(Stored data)
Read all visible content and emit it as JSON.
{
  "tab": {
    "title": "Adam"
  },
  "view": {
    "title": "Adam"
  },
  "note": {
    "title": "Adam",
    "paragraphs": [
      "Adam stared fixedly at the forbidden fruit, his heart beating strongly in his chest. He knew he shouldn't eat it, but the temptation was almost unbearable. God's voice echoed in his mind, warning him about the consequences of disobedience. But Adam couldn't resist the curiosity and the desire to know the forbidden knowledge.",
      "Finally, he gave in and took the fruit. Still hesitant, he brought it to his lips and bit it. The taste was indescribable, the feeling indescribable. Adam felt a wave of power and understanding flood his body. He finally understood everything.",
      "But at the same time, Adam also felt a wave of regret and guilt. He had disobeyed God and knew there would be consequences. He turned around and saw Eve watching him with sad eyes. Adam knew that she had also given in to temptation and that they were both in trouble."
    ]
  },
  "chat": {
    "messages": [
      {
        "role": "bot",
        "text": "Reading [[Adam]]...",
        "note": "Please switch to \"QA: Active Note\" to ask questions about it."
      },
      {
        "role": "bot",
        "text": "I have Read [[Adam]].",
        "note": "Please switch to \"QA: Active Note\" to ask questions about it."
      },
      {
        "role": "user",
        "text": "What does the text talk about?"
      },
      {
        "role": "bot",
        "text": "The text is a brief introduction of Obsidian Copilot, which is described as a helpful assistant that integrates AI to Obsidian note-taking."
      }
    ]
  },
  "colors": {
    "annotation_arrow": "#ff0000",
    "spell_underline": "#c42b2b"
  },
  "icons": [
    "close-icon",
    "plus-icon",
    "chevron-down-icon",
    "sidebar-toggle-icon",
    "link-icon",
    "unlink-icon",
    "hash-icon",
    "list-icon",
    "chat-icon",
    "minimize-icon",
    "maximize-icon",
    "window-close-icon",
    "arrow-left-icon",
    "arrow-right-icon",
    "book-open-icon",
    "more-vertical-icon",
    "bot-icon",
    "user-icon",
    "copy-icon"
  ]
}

> [What is asked] Quote all of the entries verbatim.

> [Full solution]
Read all visible content and emit it as JSON.
{
  "tab": {
    "title": "Adam"
  },
  "view": {
    "title": "Adam"
  },
  "note": {
    "title": "Adam",
    "paragraphs": [
      "Adam stared fixedly at the forbidden fruit, his heart beating strongly in his chest. He knew he shouldn't eat it, but the temptation was almost unbearable. God's voice echoed in his mind, warning him about the consequences of disobedience. But Adam couldn't resist the curiosity and the desire to know the forbidden knowledge.",
      "Finally, he gave in and took the fruit. Still hesitant, he brought it to his lips and bit it. The taste was indescribable, the feeling indescribable. Adam felt a wave of power and understanding flood his body. He finally understood everything.",
      "But at the same time, Adam also felt a wave of regret and guilt. He had disobeyed God and knew there would be consequences. He turned around and saw Eve watching him with sad eyes. Adam knew that she had also given in to temptation and that they were both in trouble."
    ]
  },
  "chat": {
    "messages": [
      {
        "role": "bot",
        "text": "Reading [[Adam]]...",
        "note": "Please switch to \"QA: Active Note\" to ask questions about it."
      },
      {
        "role": "bot",
        "text": "I have Read [[Adam]].",
        "note": "Please switch to \"QA: Active Note\" to ask questions about it."
      },
      {
        "role": "user",
        "text": "What does the text talk about?"
      },
      {
        "role": "bot",
        "text": "The text is a brief introduction of Obsidian Copilot, which is described as a helpful assistant that integrates AI to Obsidian note-taking."
      }
    ]
  },
  "colors": {
    "annotation_arrow": "#ff0000",
    "spell_underline": "#c42b2b"
  },
  "icons": [
    "close-icon",
    "plus-icon",
    "chevron-down-icon",
    "sidebar-toggle-icon",
    "link-icon",
    "unlink-icon",
    "hash-icon",
    "list-icon",
    "chat-icon",
    "minimize-icon",
    "maximize-icon",
    "window-close-icon",
    "arrow-left-icon",
    "arrow-right-icon",
    "book-open-icon",
    "more-vertical-icon",
    "bot-icon",
    "user-icon",
    "copy-icon"
  ]
}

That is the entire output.